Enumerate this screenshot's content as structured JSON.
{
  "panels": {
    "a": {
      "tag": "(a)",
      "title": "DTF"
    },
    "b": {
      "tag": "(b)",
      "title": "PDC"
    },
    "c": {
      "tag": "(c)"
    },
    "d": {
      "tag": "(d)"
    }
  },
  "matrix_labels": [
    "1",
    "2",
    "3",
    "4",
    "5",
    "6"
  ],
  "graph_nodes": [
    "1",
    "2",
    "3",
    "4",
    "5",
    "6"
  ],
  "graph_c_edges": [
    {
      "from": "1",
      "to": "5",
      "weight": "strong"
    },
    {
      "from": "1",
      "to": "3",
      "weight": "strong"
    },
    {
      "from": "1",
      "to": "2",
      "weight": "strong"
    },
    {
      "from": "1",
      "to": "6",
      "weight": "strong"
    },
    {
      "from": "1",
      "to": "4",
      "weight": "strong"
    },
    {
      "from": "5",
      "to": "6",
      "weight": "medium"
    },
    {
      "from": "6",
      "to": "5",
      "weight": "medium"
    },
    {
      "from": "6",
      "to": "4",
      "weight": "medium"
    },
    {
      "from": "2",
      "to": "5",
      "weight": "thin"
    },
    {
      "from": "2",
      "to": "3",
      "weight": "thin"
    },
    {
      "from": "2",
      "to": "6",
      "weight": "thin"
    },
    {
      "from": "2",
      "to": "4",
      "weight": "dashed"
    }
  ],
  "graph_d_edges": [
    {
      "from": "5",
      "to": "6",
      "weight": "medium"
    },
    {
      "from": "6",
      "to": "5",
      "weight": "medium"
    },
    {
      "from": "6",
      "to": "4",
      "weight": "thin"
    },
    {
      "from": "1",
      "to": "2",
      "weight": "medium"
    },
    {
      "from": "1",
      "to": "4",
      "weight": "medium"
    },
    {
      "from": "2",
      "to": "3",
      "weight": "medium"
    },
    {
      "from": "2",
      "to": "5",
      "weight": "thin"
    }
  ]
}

- _Set problem_:
Quote each line of the listing above exactly.

- _Solution for this problem_:
Enumerate this screenshot's content as structured JSON.
{
  "panels": {
    "a": {
      "tag": "(a)",
      "title": "DTF"
    },
    "b": {
      "tag": "(b)",
      "title": "PDC"
    },
    "c": {
      "tag": "(c)"
    },
    "d": {
      "tag": "(d)"
    }
  },
  "matrix_labels": [
    "1",
    "2",
    "3",
    "4",
    "5",
    "6"
  ],
  "graph_nodes": [
    "1",
    "2",
    "3",
    "4",
    "5",
    "6"
  ],
  "graph_c_edges": [
    {
      "from": "1",
      "to": "5",
      "weight": "strong"
    },
    {
      "from": "1",
      "to": "3",
      "weight": "strong"
    },
    {
      "from": "1",
      "to": "2",
      "weight": "strong"
    },
    {
      "from": "1",
      "to": "6",
      "weight": "strong"
    },
    {
      "from": "1",
      "to": "4",
      "weight": "strong"
    },
    {
      "from": "5",
      "to": "6",
      "weight": "medium"
    },
    {
      "from": "6",
      "to": "5",
      "weight": "medium"
    },
    {
      "from": "6",
      "to": "4",
      "weight": "medium"
    },
    {
      "from": "2",
      "to": "5",
      "weight": "thin"
    },
    {
      "from": "2",
      "to": "3",
      "weight": "thin"
    },
    {
      "from": "2",
      "to": "6",
      "weight": "thin"
    },
    {
      "from": "2",
      "to": "4",
      "weight": "dashed"
    }
  ],
  "graph_d_edges": [
    {
      "from": "5",
      "to": "6",
      "weight": "medium"
    },
    {
      "from": "6",
      "to": "5",
      "weight": "medium"
    },
    {
      "from": "6",
      "to": "4",
      "weight": "thin"
    },
    {
      "from": "1",
      "to": "2",
      "weight": "medium"
    },
    {
      "from": "1",
      "to": "4",
      "weight": "medium"
    },
    {
      "from": "2",
      "to": "3",
      "weight": "medium"
    },
    {
      "from": "2",
      "to": "5",
      "weight": "thin"
    }
  ]
}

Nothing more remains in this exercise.